- What needs to be done: Reproduce the data below in full and exclude every picture.
─── Records for the exercise
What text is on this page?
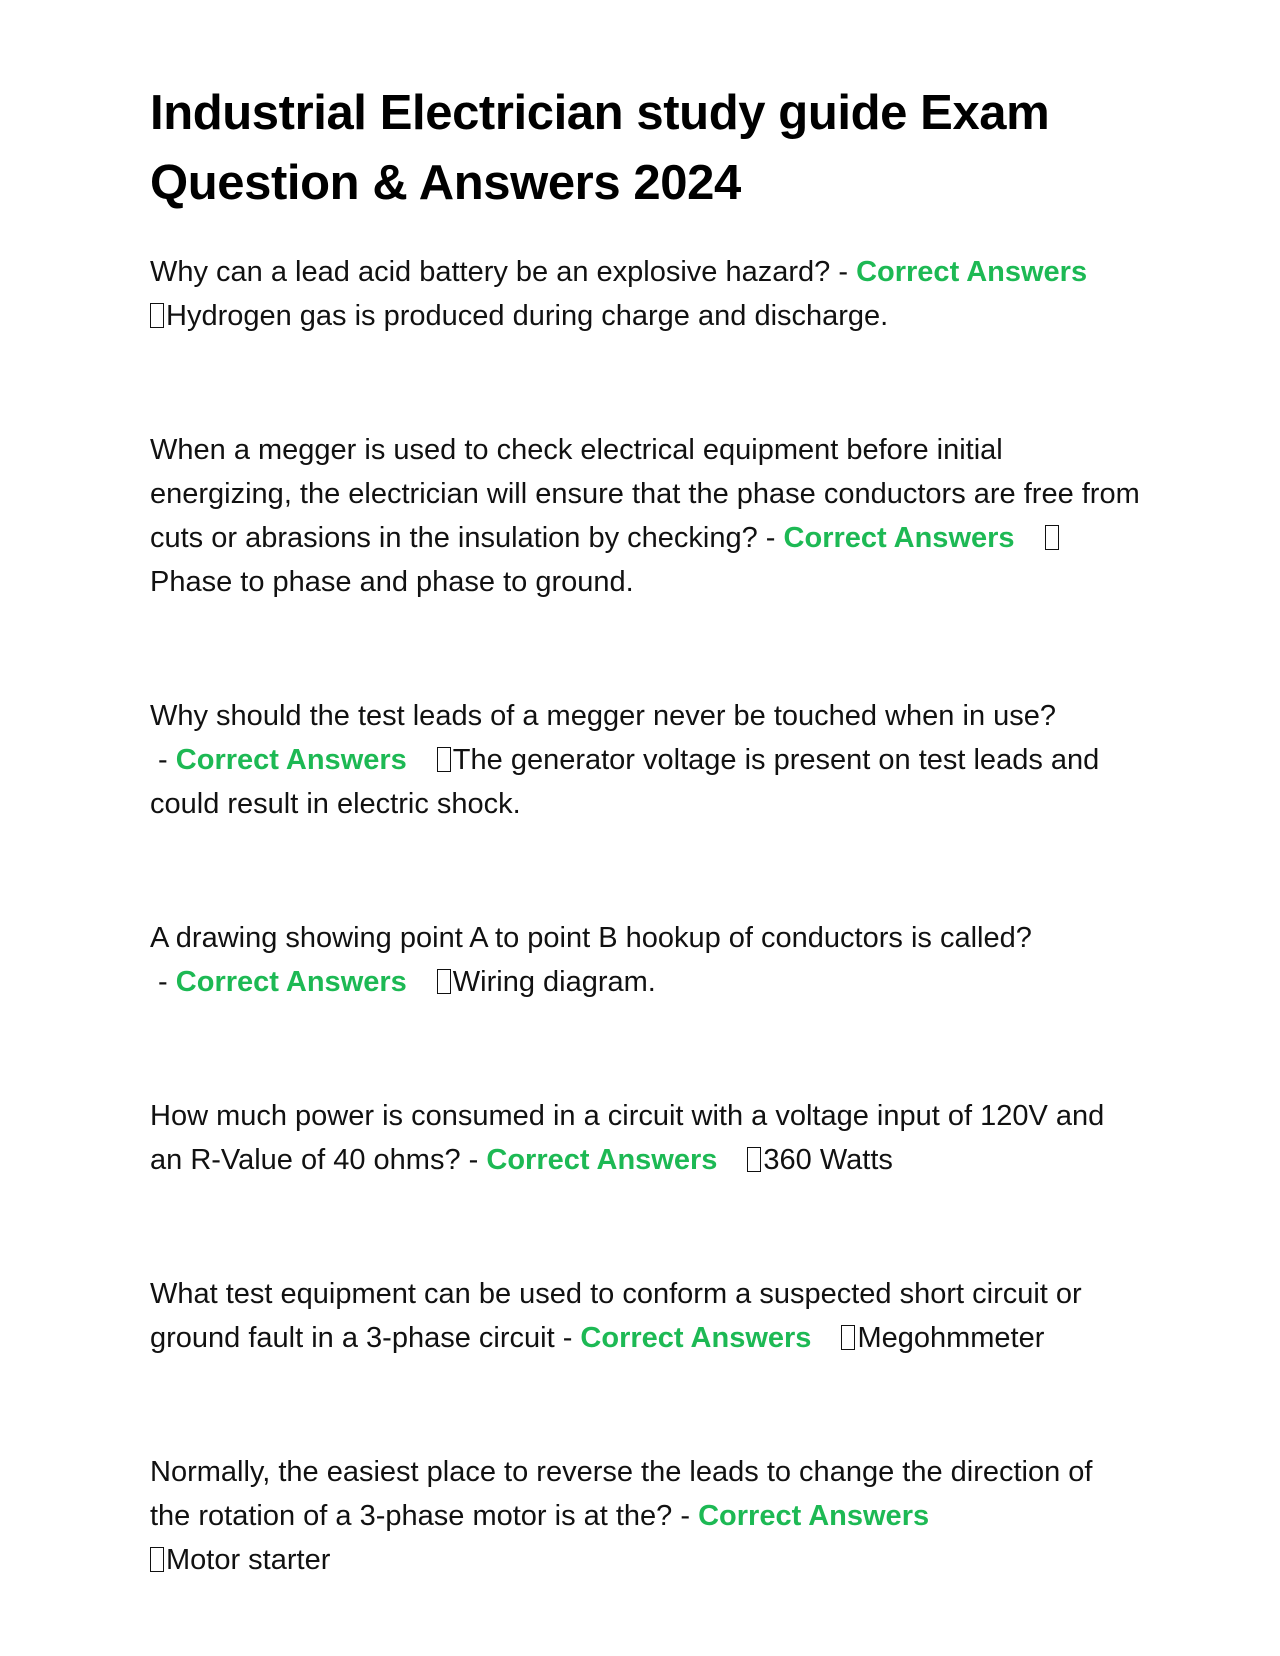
Industrial Electrician study guide Exam Question & Answers 2024

Why can a lead acid battery be an explosive hazard? - Correct Answers
Hydrogen gas is produced during charge and discharge.

When a megger is used to check electrical equipment before initial energizing, the electrician will ensure that the phase conductors are free from cuts or abrasions in the insulation by checking? - Correct AnswersPhase to phase and phase to ground.

Why should the test leads of a megger never be touched when in use? - Correct Answers The generator voltage is present on test leads and could result in electric shock.

A drawing showing point A to point B hookup of conductors is called? - Correct Answers Wiring diagram.

How much power is consumed in a circuit with a voltage input of 120V and an R-Value of 40 ohms? - Correct Answers 360 Watts

What test equipment can be used to conform a suspected short circuit or ground fault in a 3-phase circuit - Correct Answers Megohmmeter

Normally, the easiest place to reverse the leads to change the direction of the rotation of a 3-phase motor is at the? - Correct Answers
Motor starter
──────
- Exercise output:
What text is on this page?
Industrial Electrician study guide Exam Question & Answers 2024

Why can a lead acid battery be an explosive hazard? - Correct Answers
Hydrogen gas is produced during charge and discharge.

When a megger is used to check electrical equipment before initial energizing, the electrician will ensure that the phase conductors are free from cuts or abrasions in the insulation by checking? - Correct AnswersPhase to phase and phase to ground.

Why should the test leads of a megger never be touched when in use? - Correct Answers The generator voltage is present on test leads and could result in electric shock.

A drawing showing point A to point B hookup of conductors is called? - Correct Answers Wiring diagram.

How much power is consumed in a circuit with a voltage input of 120V and an R-Value of 40 ohms? - Correct Answers 360 Watts

What test equipment can be used to conform a suspected short circuit or ground fault in a 3-phase circuit - Correct Answers Megohmmeter

Normally, the easiest place to reverse the leads to change the direction of the rotation of a 3-phase motor is at the? - Correct Answers
Motor starter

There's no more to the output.